Dataset listings of figures
○ ○ ○ ○ ○ ○ ○
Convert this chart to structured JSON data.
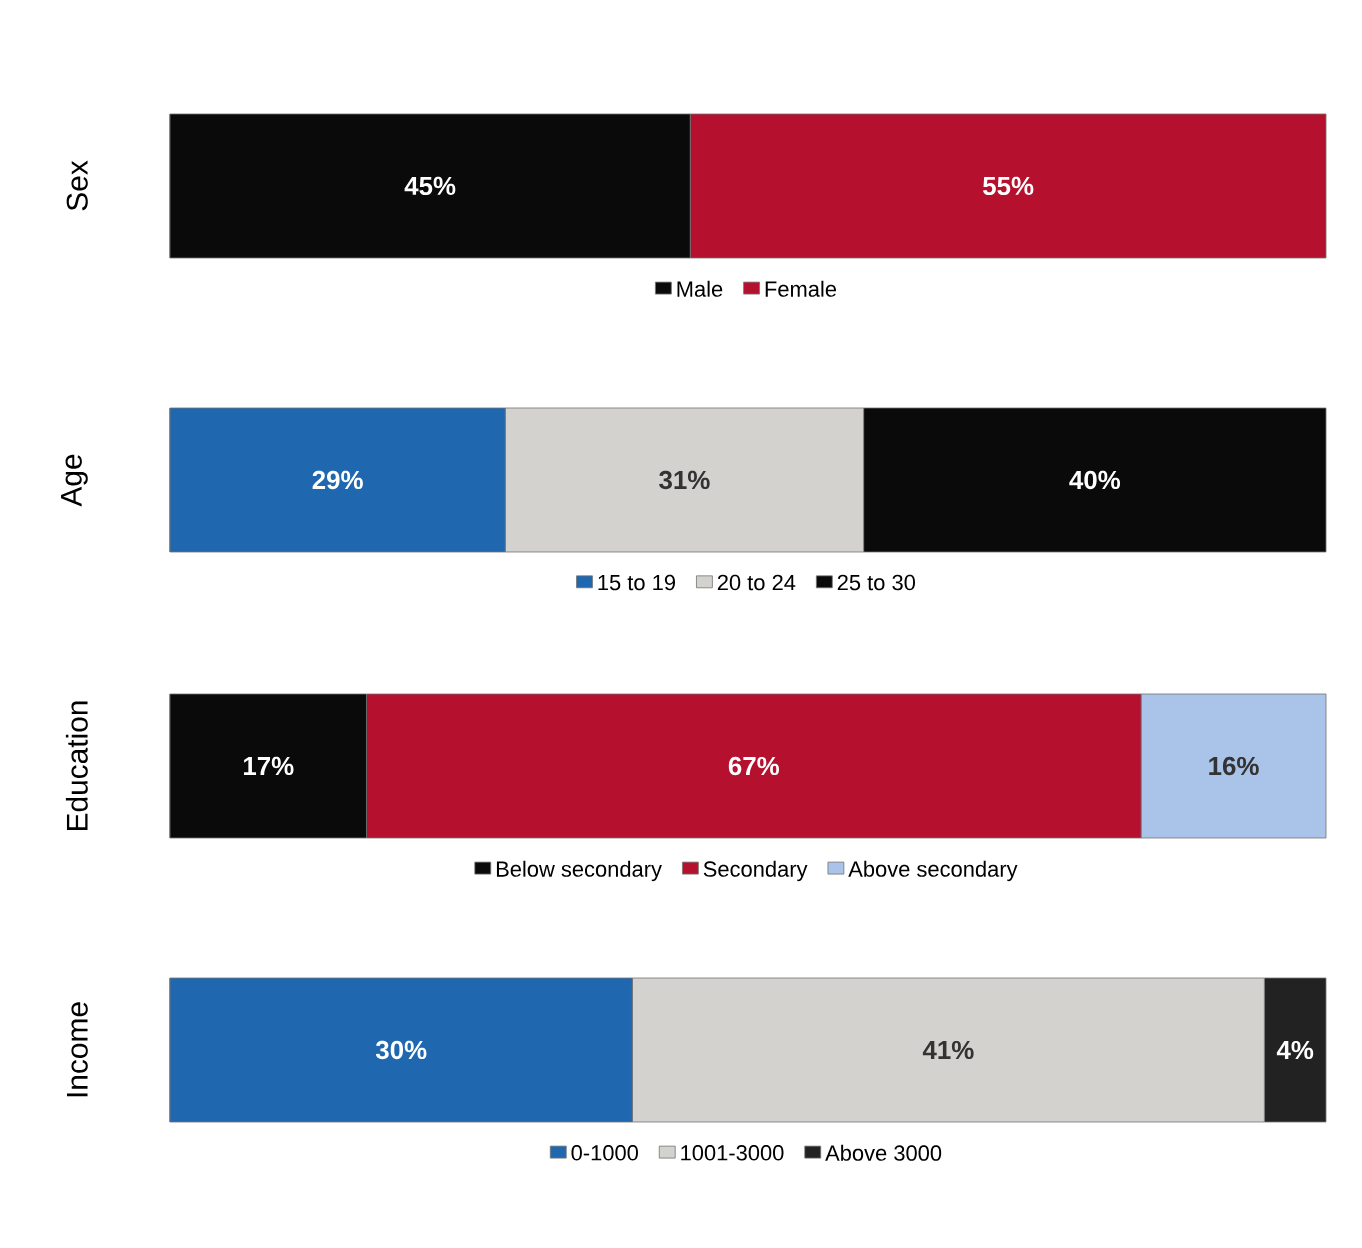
{
  "chart_data": [
    {
      "type": "bar",
      "orientation": "horizontal",
      "stacked": true,
      "ylabel": "Sex",
      "categories": [
        null
      ],
      "legend": "bottom",
      "series": [
        {
          "name": "Male",
          "color": "#0a0a0a",
          "values": [
            45
          ],
          "value_labels": [
            "45%"
          ]
        },
        {
          "name": "Female",
          "color": "#b5102e",
          "values": [
            55
          ],
          "value_labels": [
            "55%"
          ]
        }
      ]
    },
    {
      "type": "bar",
      "orientation": "horizontal",
      "stacked": true,
      "ylabel": "Age",
      "categories": [
        null
      ],
      "legend": "bottom",
      "series": [
        {
          "name": "15 to 19",
          "color": "#1f68b0",
          "values": [
            29
          ],
          "value_labels": [
            "29%"
          ]
        },
        {
          "name": "20 to 24",
          "color": "#d4d2ce",
          "values": [
            31
          ],
          "value_labels": [
            "31%"
          ]
        },
        {
          "name": "25 to 30",
          "color": "#0a0a0a",
          "values": [
            40
          ],
          "value_labels": [
            "40%"
          ]
        }
      ]
    },
    {
      "type": "bar",
      "orientation": "horizontal",
      "stacked": true,
      "ylabel": "Education",
      "categories": [
        null
      ],
      "legend": "bottom",
      "series": [
        {
          "name": "Below secondary",
          "color": "#0a0a0a",
          "values": [
            17
          ],
          "value_labels": [
            "17%"
          ]
        },
        {
          "name": "Secondary",
          "color": "#b5102e",
          "values": [
            67
          ],
          "value_labels": [
            "67%"
          ]
        },
        {
          "name": "Above secondary",
          "color": "#a9c4e8",
          "values": [
            16
          ],
          "value_labels": [
            "16%"
          ]
        }
      ]
    },
    {
      "type": "bar",
      "orientation": "horizontal",
      "stacked": true,
      "ylabel": "Income",
      "categories": [
        null
      ],
      "legend": "bottom",
      "series": [
        {
          "name": "0-1000",
          "color": "#1f68b0",
          "values": [
            30
          ],
          "value_labels": [
            "30%"
          ]
        },
        {
          "name": "1001-3000",
          "color": "#d4d2ce",
          "values": [
            41
          ],
          "value_labels": [
            "41%"
          ]
        },
        {
          "name": "Above 3000",
          "color": "#222222",
          "values": [
            4
          ],
          "value_labels": [
            "4%"
          ]
        }
      ]
    }
  ]
}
○ ○ ○ ○ ○ ○ ○
### WORK TO BE COMPLETED
Reply with one number: the count of lines in the entries that include the word "name".

### THE SOLUTION
11